# Exercise directions
Gather all lines with the word "document" in them.
(begin)
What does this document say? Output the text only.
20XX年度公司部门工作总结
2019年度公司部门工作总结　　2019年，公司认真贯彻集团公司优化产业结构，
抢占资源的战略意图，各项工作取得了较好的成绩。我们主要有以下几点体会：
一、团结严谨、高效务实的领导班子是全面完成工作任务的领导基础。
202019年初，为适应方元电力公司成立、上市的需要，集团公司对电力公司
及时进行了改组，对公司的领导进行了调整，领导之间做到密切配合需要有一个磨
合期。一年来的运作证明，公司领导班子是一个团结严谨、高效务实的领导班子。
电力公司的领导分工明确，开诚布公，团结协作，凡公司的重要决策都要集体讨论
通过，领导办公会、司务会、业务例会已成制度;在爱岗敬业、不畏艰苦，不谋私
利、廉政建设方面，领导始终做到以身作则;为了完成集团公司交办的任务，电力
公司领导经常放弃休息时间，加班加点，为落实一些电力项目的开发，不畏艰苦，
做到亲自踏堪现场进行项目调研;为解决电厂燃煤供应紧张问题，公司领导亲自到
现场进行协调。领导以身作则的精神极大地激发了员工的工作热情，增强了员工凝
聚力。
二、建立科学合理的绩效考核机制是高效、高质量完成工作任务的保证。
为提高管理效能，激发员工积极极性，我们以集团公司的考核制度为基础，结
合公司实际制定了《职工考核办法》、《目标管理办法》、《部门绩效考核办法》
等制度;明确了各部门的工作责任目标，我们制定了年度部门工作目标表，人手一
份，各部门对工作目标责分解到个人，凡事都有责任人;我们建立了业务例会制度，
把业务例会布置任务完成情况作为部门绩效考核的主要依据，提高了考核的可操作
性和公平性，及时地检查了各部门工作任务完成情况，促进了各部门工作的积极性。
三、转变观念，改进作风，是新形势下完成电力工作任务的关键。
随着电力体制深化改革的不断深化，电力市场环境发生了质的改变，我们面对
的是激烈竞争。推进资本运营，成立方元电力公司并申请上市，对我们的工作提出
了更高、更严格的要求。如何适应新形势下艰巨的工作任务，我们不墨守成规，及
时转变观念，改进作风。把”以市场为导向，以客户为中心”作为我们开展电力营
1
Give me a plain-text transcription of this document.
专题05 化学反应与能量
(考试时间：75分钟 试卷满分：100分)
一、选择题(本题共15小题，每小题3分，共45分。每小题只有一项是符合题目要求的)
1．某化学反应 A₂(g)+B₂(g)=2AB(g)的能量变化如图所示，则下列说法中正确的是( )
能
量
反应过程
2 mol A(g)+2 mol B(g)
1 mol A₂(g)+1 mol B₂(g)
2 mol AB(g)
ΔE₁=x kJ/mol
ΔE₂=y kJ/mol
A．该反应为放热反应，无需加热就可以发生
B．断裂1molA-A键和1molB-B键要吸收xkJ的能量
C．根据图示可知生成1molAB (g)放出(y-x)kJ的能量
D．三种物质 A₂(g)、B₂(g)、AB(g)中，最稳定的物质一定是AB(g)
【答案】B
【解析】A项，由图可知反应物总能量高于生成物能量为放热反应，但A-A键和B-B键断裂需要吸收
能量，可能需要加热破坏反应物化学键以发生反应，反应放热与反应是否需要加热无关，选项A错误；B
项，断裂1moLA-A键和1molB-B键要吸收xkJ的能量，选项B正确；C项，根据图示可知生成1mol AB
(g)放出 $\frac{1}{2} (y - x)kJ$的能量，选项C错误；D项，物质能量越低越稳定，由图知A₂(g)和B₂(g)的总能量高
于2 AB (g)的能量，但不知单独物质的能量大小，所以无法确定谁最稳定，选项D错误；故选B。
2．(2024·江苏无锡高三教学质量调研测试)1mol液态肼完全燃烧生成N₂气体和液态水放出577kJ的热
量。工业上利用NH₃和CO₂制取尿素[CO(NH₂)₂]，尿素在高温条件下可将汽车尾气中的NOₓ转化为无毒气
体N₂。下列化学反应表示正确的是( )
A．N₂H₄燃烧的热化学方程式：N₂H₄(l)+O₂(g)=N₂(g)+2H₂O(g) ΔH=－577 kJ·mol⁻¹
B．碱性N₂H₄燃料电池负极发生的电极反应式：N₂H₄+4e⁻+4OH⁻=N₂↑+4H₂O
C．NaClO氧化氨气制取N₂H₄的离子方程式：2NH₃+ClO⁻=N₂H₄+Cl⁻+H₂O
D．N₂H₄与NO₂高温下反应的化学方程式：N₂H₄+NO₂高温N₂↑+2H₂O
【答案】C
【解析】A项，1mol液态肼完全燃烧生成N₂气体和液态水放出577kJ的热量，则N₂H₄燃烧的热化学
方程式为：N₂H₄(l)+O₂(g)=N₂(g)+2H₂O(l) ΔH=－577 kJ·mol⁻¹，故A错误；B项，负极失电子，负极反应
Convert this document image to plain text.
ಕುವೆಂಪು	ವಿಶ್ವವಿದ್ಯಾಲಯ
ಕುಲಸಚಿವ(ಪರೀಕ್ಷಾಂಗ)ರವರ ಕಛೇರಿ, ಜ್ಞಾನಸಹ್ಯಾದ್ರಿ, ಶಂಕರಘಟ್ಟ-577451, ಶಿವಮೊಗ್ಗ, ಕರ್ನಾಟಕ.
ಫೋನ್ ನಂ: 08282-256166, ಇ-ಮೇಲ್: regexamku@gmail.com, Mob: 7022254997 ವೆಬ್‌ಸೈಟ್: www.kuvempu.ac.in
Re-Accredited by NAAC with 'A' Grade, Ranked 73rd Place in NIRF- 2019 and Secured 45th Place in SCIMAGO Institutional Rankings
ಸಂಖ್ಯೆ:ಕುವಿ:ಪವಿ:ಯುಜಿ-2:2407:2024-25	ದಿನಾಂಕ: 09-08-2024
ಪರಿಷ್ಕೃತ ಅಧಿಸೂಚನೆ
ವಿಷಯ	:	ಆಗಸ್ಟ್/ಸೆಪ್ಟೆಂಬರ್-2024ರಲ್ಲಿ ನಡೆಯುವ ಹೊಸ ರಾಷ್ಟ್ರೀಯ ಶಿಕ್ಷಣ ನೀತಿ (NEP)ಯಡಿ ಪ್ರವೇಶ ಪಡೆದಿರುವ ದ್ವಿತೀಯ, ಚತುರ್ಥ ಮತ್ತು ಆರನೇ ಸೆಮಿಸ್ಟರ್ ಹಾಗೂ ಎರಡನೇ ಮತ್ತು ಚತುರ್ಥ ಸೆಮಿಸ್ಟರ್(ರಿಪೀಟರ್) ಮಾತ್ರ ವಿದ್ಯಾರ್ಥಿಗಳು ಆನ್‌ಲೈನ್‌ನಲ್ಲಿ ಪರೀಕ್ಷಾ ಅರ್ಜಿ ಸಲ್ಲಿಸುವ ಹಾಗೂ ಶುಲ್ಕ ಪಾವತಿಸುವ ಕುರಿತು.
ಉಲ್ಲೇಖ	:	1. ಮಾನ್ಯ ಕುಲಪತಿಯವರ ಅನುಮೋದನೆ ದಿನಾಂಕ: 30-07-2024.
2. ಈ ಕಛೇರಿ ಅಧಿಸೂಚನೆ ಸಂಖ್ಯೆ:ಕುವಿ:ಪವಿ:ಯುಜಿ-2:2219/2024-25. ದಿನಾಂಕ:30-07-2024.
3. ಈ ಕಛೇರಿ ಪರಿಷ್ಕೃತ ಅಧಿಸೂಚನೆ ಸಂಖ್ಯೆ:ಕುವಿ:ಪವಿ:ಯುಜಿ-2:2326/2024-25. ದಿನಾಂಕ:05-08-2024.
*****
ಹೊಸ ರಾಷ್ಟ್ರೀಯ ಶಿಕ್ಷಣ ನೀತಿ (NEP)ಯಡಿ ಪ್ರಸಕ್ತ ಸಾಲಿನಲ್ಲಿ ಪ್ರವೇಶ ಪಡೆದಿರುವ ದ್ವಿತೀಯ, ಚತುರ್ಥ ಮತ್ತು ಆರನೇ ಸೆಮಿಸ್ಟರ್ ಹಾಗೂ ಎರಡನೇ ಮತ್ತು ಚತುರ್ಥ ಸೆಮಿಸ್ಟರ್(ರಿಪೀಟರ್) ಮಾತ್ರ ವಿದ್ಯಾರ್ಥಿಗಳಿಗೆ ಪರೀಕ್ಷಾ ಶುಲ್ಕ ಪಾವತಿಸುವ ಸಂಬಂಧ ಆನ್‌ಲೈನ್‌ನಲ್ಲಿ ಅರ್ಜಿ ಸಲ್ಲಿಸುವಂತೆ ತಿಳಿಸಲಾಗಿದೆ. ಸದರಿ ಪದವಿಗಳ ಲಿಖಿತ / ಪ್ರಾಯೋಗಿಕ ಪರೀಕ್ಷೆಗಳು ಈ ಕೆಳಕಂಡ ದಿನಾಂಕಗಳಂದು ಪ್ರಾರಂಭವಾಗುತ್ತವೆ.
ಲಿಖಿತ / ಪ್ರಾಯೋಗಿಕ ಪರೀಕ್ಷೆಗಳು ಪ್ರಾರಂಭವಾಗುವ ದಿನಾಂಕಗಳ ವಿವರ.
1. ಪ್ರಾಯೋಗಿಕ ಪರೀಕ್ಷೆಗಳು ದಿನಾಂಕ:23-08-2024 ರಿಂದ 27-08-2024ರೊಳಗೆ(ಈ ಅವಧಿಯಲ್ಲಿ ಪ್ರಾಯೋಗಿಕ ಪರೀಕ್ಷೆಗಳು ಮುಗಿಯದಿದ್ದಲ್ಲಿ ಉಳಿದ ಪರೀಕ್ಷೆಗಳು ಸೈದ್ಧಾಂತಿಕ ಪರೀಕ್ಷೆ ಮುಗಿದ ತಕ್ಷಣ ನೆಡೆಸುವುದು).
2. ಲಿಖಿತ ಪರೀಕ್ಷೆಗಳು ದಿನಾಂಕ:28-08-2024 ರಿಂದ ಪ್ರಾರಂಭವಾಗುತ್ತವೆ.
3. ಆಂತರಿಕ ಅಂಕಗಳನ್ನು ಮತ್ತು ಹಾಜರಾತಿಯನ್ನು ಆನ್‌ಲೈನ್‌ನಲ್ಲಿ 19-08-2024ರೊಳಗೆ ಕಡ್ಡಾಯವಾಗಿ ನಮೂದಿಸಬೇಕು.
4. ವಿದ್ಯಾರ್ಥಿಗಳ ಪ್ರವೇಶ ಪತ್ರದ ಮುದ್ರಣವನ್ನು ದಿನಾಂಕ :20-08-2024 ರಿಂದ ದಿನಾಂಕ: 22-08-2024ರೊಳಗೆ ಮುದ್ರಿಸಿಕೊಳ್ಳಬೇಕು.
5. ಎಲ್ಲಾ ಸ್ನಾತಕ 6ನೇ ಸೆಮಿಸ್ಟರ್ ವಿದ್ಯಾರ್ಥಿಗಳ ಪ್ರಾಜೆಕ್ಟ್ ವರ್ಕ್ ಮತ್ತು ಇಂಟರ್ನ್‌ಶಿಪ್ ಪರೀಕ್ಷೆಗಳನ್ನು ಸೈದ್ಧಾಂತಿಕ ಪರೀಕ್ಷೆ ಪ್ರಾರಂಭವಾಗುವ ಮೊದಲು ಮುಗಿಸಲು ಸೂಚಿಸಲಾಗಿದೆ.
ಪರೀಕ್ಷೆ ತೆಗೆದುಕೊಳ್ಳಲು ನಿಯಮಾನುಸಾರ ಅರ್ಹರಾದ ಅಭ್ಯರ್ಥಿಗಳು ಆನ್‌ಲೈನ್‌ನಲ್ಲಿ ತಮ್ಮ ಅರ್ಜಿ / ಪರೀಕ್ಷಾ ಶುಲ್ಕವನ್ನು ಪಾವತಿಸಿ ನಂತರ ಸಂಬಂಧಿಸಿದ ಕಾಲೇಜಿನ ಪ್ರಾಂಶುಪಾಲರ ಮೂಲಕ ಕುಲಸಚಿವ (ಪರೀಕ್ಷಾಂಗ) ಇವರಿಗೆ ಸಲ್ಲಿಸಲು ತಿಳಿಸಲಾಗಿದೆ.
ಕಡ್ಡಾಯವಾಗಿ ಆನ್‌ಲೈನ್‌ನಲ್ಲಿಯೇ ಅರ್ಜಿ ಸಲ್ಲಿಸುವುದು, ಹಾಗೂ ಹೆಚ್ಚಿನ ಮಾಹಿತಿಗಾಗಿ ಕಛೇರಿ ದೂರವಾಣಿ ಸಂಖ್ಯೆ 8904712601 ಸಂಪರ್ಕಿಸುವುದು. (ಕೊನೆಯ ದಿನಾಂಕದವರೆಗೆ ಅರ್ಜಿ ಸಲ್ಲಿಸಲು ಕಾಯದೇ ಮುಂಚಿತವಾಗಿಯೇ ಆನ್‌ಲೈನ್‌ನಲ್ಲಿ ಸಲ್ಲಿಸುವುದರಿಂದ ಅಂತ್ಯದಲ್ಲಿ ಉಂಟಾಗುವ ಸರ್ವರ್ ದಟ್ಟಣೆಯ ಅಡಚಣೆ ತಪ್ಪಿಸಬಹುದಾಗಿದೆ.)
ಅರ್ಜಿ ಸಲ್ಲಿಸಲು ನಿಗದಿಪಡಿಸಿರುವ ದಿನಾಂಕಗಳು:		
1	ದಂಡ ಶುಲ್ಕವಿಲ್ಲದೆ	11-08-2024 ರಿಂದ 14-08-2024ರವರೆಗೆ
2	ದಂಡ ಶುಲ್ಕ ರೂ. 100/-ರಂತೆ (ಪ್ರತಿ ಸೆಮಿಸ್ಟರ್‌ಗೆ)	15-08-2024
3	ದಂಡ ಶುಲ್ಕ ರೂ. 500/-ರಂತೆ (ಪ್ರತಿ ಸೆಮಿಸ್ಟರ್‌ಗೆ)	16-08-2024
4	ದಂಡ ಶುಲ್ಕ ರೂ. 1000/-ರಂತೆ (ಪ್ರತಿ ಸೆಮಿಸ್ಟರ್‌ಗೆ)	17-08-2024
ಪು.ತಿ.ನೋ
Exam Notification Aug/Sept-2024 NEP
(end)
# Response to this exercise
What does this document say? Output the text only.
Give me a plain-text transcription of this document.
Convert this document image to plain text.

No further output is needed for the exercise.